What is required: Keep the pictures out of the copy and print all the entries below exactly.

[Figure contents as structured data]
____________________
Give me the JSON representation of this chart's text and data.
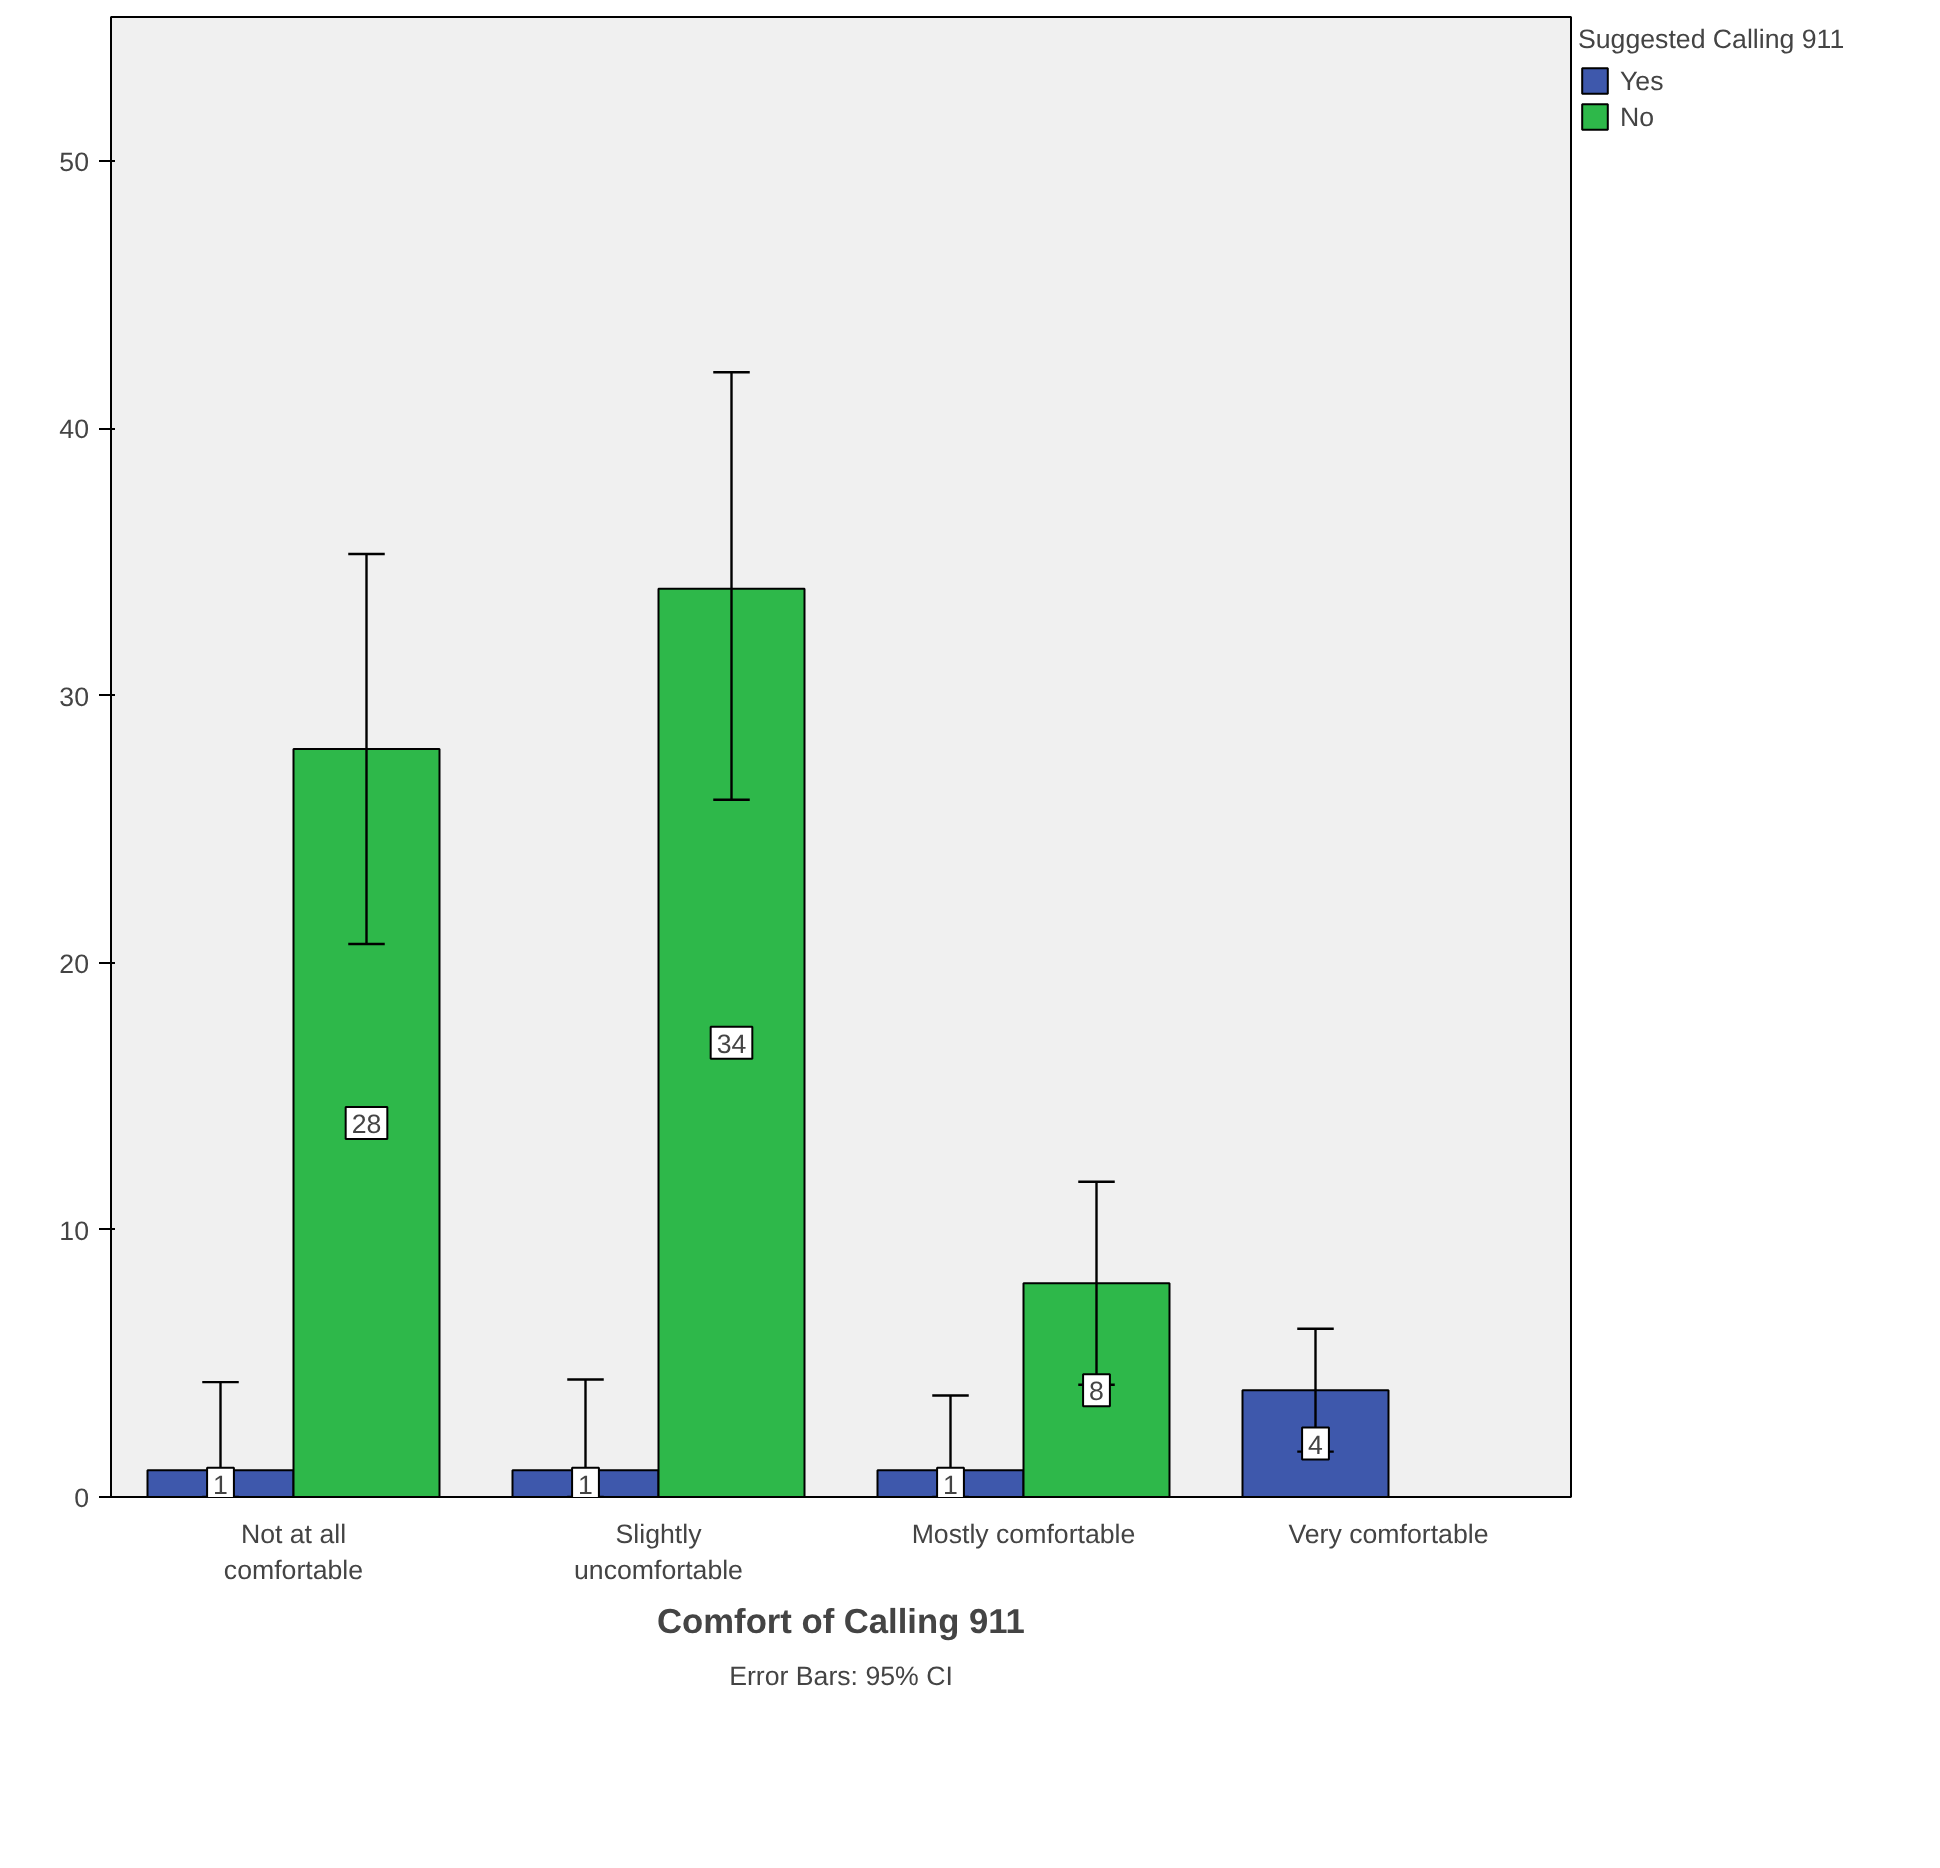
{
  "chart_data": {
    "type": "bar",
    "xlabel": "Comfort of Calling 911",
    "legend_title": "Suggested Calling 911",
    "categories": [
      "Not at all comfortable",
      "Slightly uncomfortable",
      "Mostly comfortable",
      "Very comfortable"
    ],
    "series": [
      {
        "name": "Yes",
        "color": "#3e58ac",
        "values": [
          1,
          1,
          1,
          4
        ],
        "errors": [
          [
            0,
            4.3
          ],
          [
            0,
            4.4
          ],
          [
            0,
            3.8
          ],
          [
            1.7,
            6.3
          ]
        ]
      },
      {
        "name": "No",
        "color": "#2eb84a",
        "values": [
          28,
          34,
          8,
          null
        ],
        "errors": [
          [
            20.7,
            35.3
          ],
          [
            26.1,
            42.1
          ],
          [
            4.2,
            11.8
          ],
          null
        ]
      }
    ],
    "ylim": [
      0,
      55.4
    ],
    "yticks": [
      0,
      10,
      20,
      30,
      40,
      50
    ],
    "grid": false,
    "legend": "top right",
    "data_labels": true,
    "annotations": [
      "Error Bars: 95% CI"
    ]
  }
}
____________________
Result below:
Give me the JSON representation of this chart's text and data.
{
  "chart_data": {
    "type": "bar",
    "xlabel": "Comfort of Calling 911",
    "legend_title": "Suggested Calling 911",
    "categories": [
      "Not at all comfortable",
      "Slightly uncomfortable",
      "Mostly comfortable",
      "Very comfortable"
    ],
    "series": [
      {
        "name": "Yes",
        "color": "#3e58ac",
        "values": [
          1,
          1,
          1,
          4
        ],
        "errors": [
          [
            0,
            4.3
          ],
          [
            0,
            4.4
          ],
          [
            0,
            3.8
          ],
          [
            1.7,
            6.3
          ]
        ]
      },
      {
        "name": "No",
        "color": "#2eb84a",
        "values": [
          28,
          34,
          8,
          null
        ],
        "errors": [
          [
            20.7,
            35.3
          ],
          [
            26.1,
            42.1
          ],
          [
            4.2,
            11.8
          ],
          null
        ]
      }
    ],
    "ylim": [
      0,
      55.4
    ],
    "yticks": [
      0,
      10,
      20,
      30,
      40,
      50
    ],
    "grid": false,
    "legend": "top right",
    "data_labels": true,
    "annotations": [
      "Error Bars: 95% CI"
    ]
  }
}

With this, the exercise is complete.